▶ [What the task requires]
In your copy, reproduce the entries exactly as they are, minus the images.

☆ ☆ ☆

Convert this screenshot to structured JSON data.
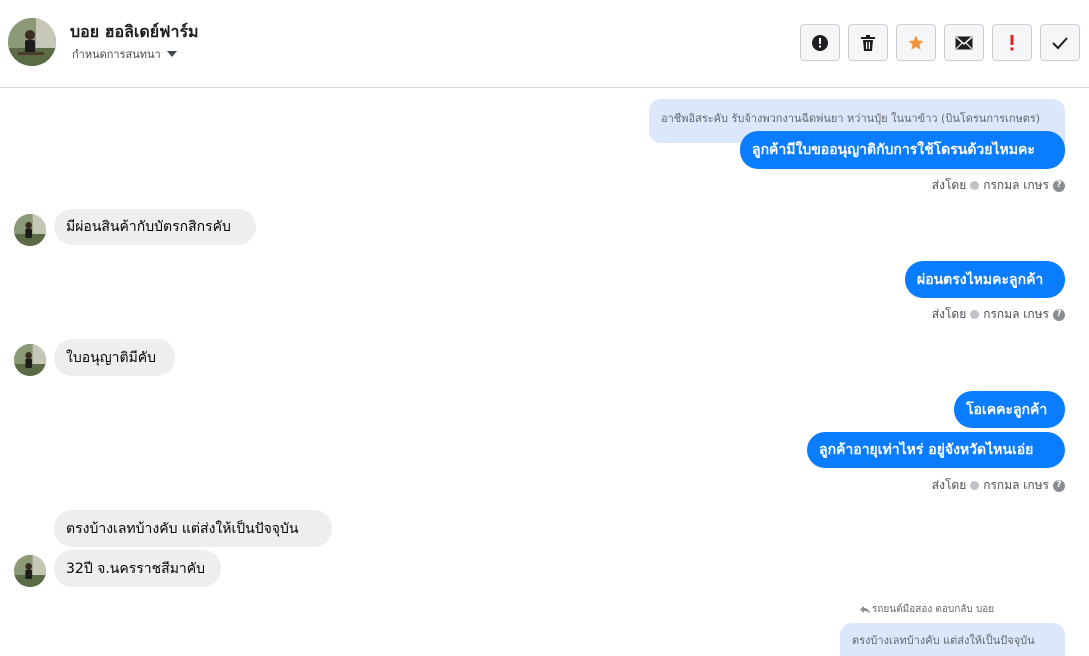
{
  "header": {
    "name": "บอย ฮอลิเดย์ฟาร์ม",
    "subtitle": "กำหนดการสนทนา",
    "actions": [
      {
        "name": "report-button",
        "icon": "exclamation-circle-icon"
      },
      {
        "name": "delete-button",
        "icon": "trash-icon"
      },
      {
        "name": "star-button",
        "icon": "star-icon"
      },
      {
        "name": "mail-button",
        "icon": "envelope-icon"
      },
      {
        "name": "mark-important-button",
        "icon": "exclamation-icon"
      },
      {
        "name": "mark-done-button",
        "icon": "checkmark-icon"
      }
    ]
  },
  "colors": {
    "outgoing_bubble": "#0a7cff",
    "incoming_bubble": "#eeeeee",
    "quoted_bubble": "#dbe8fc",
    "star": "#f5923e",
    "important": "#e02424"
  },
  "messages": {
    "quoted_1": "อาชีพอิสระคับ รับจ้างพวกงานฉีดพ่นยา หว่านปุ๋ย ในนาข้าว (บินโดรนการเกษตร)",
    "out_1": "ลูกค้ามีใบขออนุญาติกับการใช้โดรนด้วยไหมคะ",
    "in_1": "มีผ่อนสินค้ากับบัตรกสิกรคับ",
    "out_2": "ผ่อนตรงไหมคะลูกค้า",
    "in_2": "ใบอนุญาติมีคับ",
    "out_3": "โอเคคะลูกค้า",
    "out_4": "ลูกค้าอายุเท่าไหร่ อยู่จังหวัดไหนเอ่ย",
    "in_3": "ตรงบ้างเลทบ้างคับ แต่ส่งให้เป็นปัจจุบัน",
    "in_4": "32ปี จ.นครราชสีมาคับ",
    "reply_label": "รถยนต์มือสอง ตอบกลับ บอย",
    "reply_quoted": "ตรงบ้างเลทบ้างคับ แต่ส่งให้เป็นปัจจุบัน"
  },
  "sent_by": {
    "prefix": "ส่งโดย",
    "sender": "กรกมล เกษร",
    "help": "?"
  }
}
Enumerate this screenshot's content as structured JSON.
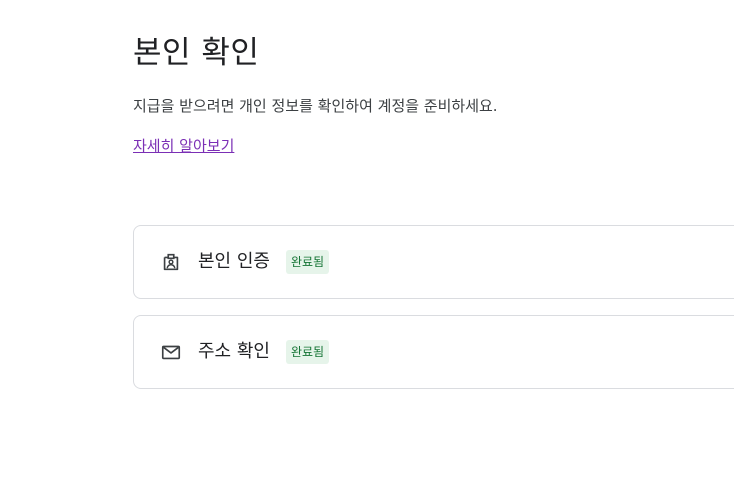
{
  "page": {
    "title": "본인 확인",
    "description": "지급을 받으려면 개인 정보를 확인하여 계정을 준비하세요.",
    "learn_more": "자세히 알아보기"
  },
  "cards": [
    {
      "label": "본인 인증",
      "status": "완료됨",
      "icon": "id-badge-icon"
    },
    {
      "label": "주소 확인",
      "status": "완료됨",
      "icon": "mail-icon"
    }
  ],
  "colors": {
    "link": "#7b2fb5",
    "badge_background": "#e6f4ea",
    "badge_text": "#137333",
    "card_border": "#dadce0"
  }
}
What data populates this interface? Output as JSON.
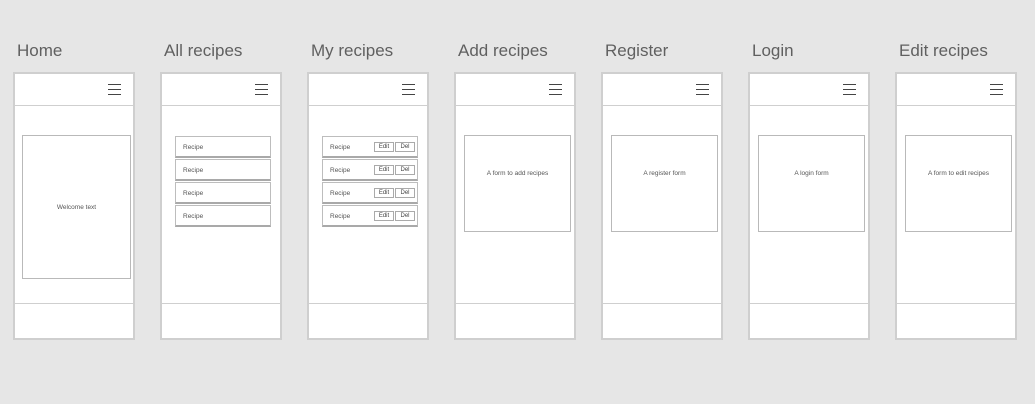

☆ ☆ ☆

▶ [Answer for this exercise]
Convert this screenshot to structured JSON data.
{
  "header": {
    "name": "บอย ฮอลิเดย์ฟาร์ม",
    "subtitle": "กำหนดการสนทนา",
    "actions": [
      {
        "name": "report-button",
        "icon": "exclamation-circle-icon"
      },
      {
        "name": "delete-button",
        "icon": "trash-icon"
      },
      {
        "name": "star-button",
        "icon": "star-icon"
      },
      {
        "name": "mail-button",
        "icon": "envelope-icon"
      },
      {
        "name": "mark-important-button",
        "icon": "exclamation-icon"
      },
      {
        "name": "mark-done-button",
        "icon": "checkmark-icon"
      }
    ]
  },
  "colors": {
    "outgoing_bubble": "#0a7cff",
    "incoming_bubble": "#eeeeee",
    "quoted_bubble": "#dbe8fc",
    "star": "#f5923e",
    "important": "#e02424"
  },
  "messages": {
    "quoted_1": "อาชีพอิสระคับ รับจ้างพวกงานฉีดพ่นยา หว่านปุ๋ย ในนาข้าว (บินโดรนการเกษตร)",
    "out_1": "ลูกค้ามีใบขออนุญาติกับการใช้โดรนด้วยไหมคะ",
    "in_1": "มีผ่อนสินค้ากับบัตรกสิกรคับ",
    "out_2": "ผ่อนตรงไหมคะลูกค้า",
    "in_2": "ใบอนุญาติมีคับ",
    "out_3": "โอเคคะลูกค้า",
    "out_4": "ลูกค้าอายุเท่าไหร่ อยู่จังหวัดไหนเอ่ย",
    "in_3": "ตรงบ้างเลทบ้างคับ แต่ส่งให้เป็นปัจจุบัน",
    "in_4": "32ปี จ.นครราชสีมาคับ",
    "reply_label": "รถยนต์มือสอง ตอบกลับ บอย",
    "reply_quoted": "ตรงบ้างเลทบ้างคับ แต่ส่งให้เป็นปัจจุบัน"
  },
  "sent_by": {
    "prefix": "ส่งโดย",
    "sender": "กรกมล เกษร",
    "help": "?"
  }
}
Enumerate this screenshot's content as structured JSON.
{
  "page": {
    "title": "본인 확인",
    "description": "지급을 받으려면 개인 정보를 확인하여 계정을 준비하세요.",
    "learn_more": "자세히 알아보기"
  },
  "cards": [
    {
      "label": "본인 인증",
      "status": "완료됨",
      "icon": "id-badge-icon"
    },
    {
      "label": "주소 확인",
      "status": "완료됨",
      "icon": "mail-icon"
    }
  ],
  "colors": {
    "link": "#7b2fb5",
    "badge_background": "#e6f4ea",
    "badge_text": "#137333",
    "card_border": "#dadce0"
  }
}
What data populates this interface? Output as JSON.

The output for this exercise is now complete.